### The task
Reproduce the listing word for word, leaving every picture behind.

### Recorded information
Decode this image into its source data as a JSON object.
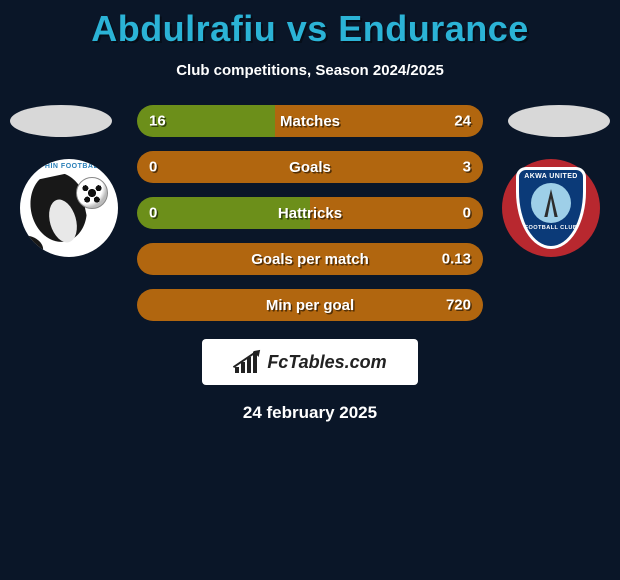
{
  "title": "Abdulrafiu vs Endurance",
  "subtitle": "Club competitions, Season 2024/2025",
  "date": "24 february 2025",
  "brand": "FcTables.com",
  "colors": {
    "title": "#2bb3d6",
    "bg": "#0a1628",
    "left_bar": "#6c8f1a",
    "right_bar": "#b1660f",
    "badge_left_bg": "#ffffff",
    "badge_right_bg": "#b8282f"
  },
  "left_club": {
    "ring_text": "PHIN FOOTBAL",
    "name": "Dolphin FC"
  },
  "right_club": {
    "top_text": "AKWA UNITED",
    "bottom_text": "FOOTBALL CLUB",
    "name": "Akwa United"
  },
  "rows": [
    {
      "label": "Matches",
      "left": "16",
      "right": "24",
      "left_pct": 40,
      "right_pct": 60
    },
    {
      "label": "Goals",
      "left": "0",
      "right": "3",
      "left_pct": 0,
      "right_pct": 100
    },
    {
      "label": "Hattricks",
      "left": "0",
      "right": "0",
      "left_pct": 50,
      "right_pct": 50
    },
    {
      "label": "Goals per match",
      "left": "",
      "right": "0.13",
      "left_pct": 0,
      "right_pct": 100
    },
    {
      "label": "Min per goal",
      "left": "",
      "right": "720",
      "left_pct": 0,
      "right_pct": 100
    }
  ]
}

### Worked answer
Decode this image into its source data as a JSON object.
{
  "title": "Abdulrafiu vs Endurance",
  "subtitle": "Club competitions, Season 2024/2025",
  "date": "24 february 2025",
  "brand": "FcTables.com",
  "colors": {
    "title": "#2bb3d6",
    "bg": "#0a1628",
    "left_bar": "#6c8f1a",
    "right_bar": "#b1660f",
    "badge_left_bg": "#ffffff",
    "badge_right_bg": "#b8282f"
  },
  "left_club": {
    "ring_text": "PHIN FOOTBAL",
    "name": "Dolphin FC"
  },
  "right_club": {
    "top_text": "AKWA UNITED",
    "bottom_text": "FOOTBALL CLUB",
    "name": "Akwa United"
  },
  "rows": [
    {
      "label": "Matches",
      "left": "16",
      "right": "24",
      "left_pct": 40,
      "right_pct": 60
    },
    {
      "label": "Goals",
      "left": "0",
      "right": "3",
      "left_pct": 0,
      "right_pct": 100
    },
    {
      "label": "Hattricks",
      "left": "0",
      "right": "0",
      "left_pct": 50,
      "right_pct": 50
    },
    {
      "label": "Goals per match",
      "left": "",
      "right": "0.13",
      "left_pct": 0,
      "right_pct": 100
    },
    {
      "label": "Min per goal",
      "left": "",
      "right": "720",
      "left_pct": 0,
      "right_pct": 100
    }
  ]
}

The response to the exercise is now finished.